## Requirement
From the listing, collect all lines containing the word "только".

******************************

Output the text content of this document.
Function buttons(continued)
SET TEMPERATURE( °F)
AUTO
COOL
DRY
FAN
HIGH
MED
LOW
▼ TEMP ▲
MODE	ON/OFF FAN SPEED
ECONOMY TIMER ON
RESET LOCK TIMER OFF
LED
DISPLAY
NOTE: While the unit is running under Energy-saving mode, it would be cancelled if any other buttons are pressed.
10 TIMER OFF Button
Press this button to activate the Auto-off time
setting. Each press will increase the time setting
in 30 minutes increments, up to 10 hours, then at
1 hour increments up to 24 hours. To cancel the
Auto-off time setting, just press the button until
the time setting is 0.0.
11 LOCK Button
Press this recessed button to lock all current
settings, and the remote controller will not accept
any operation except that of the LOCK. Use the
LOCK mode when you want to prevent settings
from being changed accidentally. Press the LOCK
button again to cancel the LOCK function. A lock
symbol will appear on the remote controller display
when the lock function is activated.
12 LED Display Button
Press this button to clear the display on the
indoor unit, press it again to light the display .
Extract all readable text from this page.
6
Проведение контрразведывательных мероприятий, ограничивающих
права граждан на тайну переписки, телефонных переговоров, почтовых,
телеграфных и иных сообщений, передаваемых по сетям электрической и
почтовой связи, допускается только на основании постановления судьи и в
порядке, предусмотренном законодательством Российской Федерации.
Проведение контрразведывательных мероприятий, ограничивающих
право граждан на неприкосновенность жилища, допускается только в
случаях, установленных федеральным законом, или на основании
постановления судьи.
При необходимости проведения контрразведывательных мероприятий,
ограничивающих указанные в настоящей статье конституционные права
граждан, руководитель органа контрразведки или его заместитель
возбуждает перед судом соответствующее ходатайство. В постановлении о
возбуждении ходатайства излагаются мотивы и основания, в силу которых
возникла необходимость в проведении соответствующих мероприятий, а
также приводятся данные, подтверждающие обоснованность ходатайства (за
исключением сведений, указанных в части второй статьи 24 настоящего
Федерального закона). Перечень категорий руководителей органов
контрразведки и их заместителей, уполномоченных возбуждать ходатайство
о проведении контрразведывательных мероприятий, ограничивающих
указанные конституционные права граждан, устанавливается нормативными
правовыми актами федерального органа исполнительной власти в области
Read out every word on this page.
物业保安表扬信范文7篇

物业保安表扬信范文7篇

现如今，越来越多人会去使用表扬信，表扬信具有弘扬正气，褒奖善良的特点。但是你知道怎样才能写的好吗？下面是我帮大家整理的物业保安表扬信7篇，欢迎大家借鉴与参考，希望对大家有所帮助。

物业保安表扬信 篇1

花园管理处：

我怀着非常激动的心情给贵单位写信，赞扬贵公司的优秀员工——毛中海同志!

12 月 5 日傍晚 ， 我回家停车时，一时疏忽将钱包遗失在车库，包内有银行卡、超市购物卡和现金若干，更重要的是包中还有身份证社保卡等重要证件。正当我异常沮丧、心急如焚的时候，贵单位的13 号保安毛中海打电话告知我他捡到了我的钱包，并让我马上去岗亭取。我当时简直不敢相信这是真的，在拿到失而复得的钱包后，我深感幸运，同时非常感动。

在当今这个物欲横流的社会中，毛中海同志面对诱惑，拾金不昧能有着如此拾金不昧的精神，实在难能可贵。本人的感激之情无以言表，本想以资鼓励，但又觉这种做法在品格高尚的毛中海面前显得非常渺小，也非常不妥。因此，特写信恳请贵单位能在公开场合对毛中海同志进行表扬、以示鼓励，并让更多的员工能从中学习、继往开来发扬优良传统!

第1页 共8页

******************************

## Full output
почтовой связи, допускается только на основании постановления судьи и в
право граждан на неприкосновенность жилища, допускается только в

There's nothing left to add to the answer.